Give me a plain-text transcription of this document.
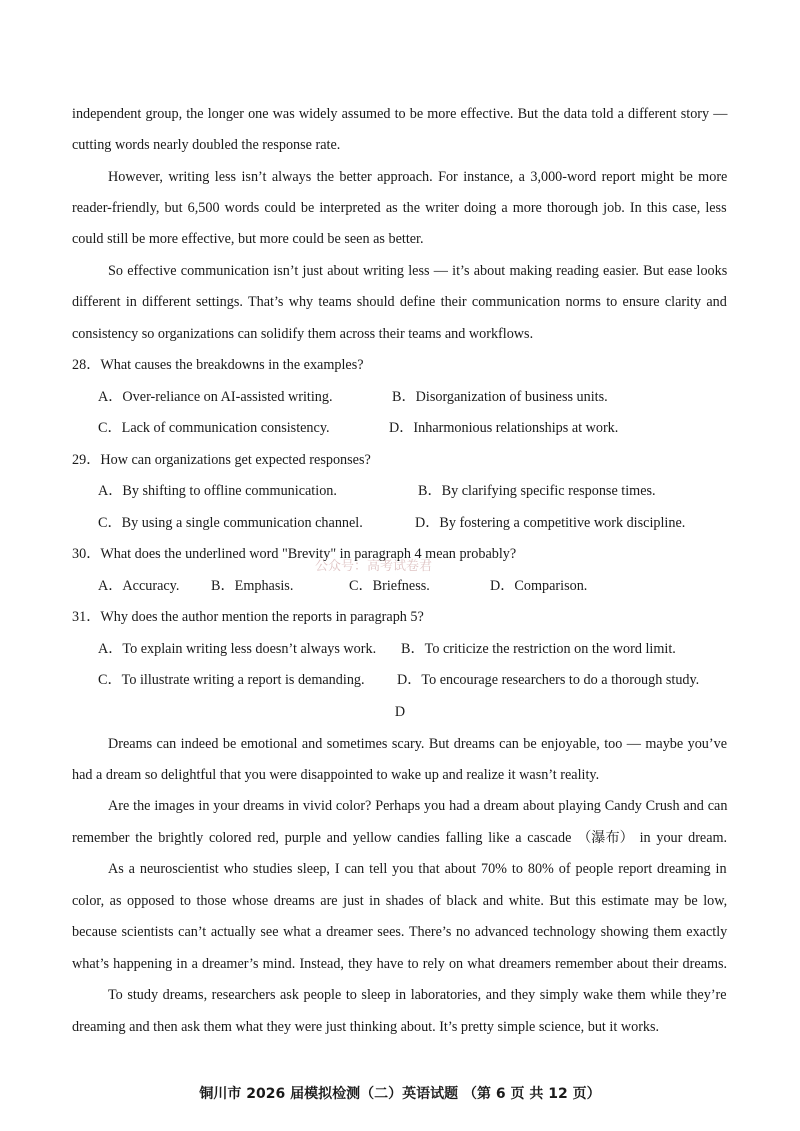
independent group, the longer one was widely assumed to be more effective. But the data told a different story —
cutting words nearly doubled the response rate.
However, writing less isn’t always the better approach. For instance, a 3,000-word report might be more
reader-friendly, but 6,500 words could be interpreted as the writer doing a more thorough job. In this case, less
could still be more effective, but more could be seen as better.
So effective communication isn’t just about writing less — it’s about making reading easier. But ease looks
different in different settings. That’s why teams should define their communication norms to ensure clarity and
consistency so organizations can solidify them across their teams and workflows.
28．What causes the breakdowns in the examples?
A．Over-reliance on AI-assisted writing.	B．Disorganization of business units.
C．Lack of communication consistency.	D．Inharmonious relationships at work.
29．How can organizations get expected responses?
A．By shifting to offline communication.	B．By clarifying specific response times.
C．By using a single communication channel.	D．By fostering a competitive work discipline.
30．What does the underlined word "Brevity" in paragraph 4 mean probably?
公众号：高考试卷君
A．Accuracy. B．Emphasis.	C．Briefness.	D．Comparison.
31．Why does the author mention the reports in paragraph 5?
A．To explain writing less doesn’t always work. B．To criticize the restriction on the word limit.
C．To illustrate writing a report is demanding. D．To encourage researchers to do a thorough study.
D
Dreams can indeed be emotional and sometimes scary. But dreams can be enjoyable, too — maybe you’ve
had a dream so delightful that you were disappointed to wake up and realize it wasn’t reality.
Are the images in your dreams in vivid color? Perhaps you had a dream about playing Candy Crush and can
remember the brightly colored red, purple and yellow candies falling like a cascade （瀑布） in your dream.
As a neuroscientist who studies sleep, I can tell you that about 70% to 80% of people report dreaming in
color, as opposed to those whose dreams are just in shades of black and white. But this estimate may be low,
because scientists can’t actually see what a dreamer sees. There’s no advanced technology showing them exactly
what’s happening in a dreamer’s mind. Instead, they have to rely on what dreamers remember about their dreams.
To study dreams, researchers ask people to sleep in laboratories, and they simply wake them while they’re
dreaming and then ask them what they were just thinking about. It’s pretty simple science, but it works.
铜川市 2026 届模拟检测（二）英语试题 （第 6 页 共 12 页）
·····
**Task requirements:** All entries must be written out again exactly as given, with no pictures in the copy.

**Output below:**
Give me a plain-text transcription of this document.
independent group, the longer one was widely assumed to be more effective. But the data told a different story —
cutting words nearly doubled the response rate.
However, writing less isn’t always the better approach. For instance, a 3,000-word report might be more
reader-friendly, but 6,500 words could be interpreted as the writer doing a more thorough job. In this case, less
could still be more effective, but more could be seen as better.
So effective communication isn’t just about writing less — it’s about making reading easier. But ease looks
different in different settings. That’s why teams should define their communication norms to ensure clarity and
consistency so organizations can solidify them across their teams and workflows.
28．What causes the breakdowns in the examples?
A．Over-reliance on AI-assisted writing.	B．Disorganization of business units.
C．Lack of communication consistency.	D．Inharmonious relationships at work.
29．How can organizations get expected responses?
A．By shifting to offline communication.	B．By clarifying specific response times.
C．By using a single communication channel.	D．By fostering a competitive work discipline.
30．What does the underlined word "Brevity" in paragraph 4 mean probably?
公众号：高考试卷君
A．Accuracy. B．Emphasis.	C．Briefness.	D．Comparison.
31．Why does the author mention the reports in paragraph 5?
A．To explain writing less doesn’t always work. B．To criticize the restriction on the word limit.
C．To illustrate writing a report is demanding. D．To encourage researchers to do a thorough study.
D
Dreams can indeed be emotional and sometimes scary. But dreams can be enjoyable, too — maybe you’ve
had a dream so delightful that you were disappointed to wake up and realize it wasn’t reality.
Are the images in your dreams in vivid color? Perhaps you had a dream about playing Candy Crush and can
remember the brightly colored red, purple and yellow candies falling like a cascade （瀑布） in your dream.
As a neuroscientist who studies sleep, I can tell you that about 70% to 80% of people report dreaming in
color, as opposed to those whose dreams are just in shades of black and white. But this estimate may be low,
because scientists can’t actually see what a dreamer sees. There’s no advanced technology showing them exactly
what’s happening in a dreamer’s mind. Instead, they have to rely on what dreamers remember about their dreams.
To study dreams, researchers ask people to sleep in laboratories, and they simply wake them while they’re
dreaming and then ask them what they were just thinking about. It’s pretty simple science, but it works.
铜川市 2026 届模拟检测（二）英语试题 （第 6 页 共 12 页）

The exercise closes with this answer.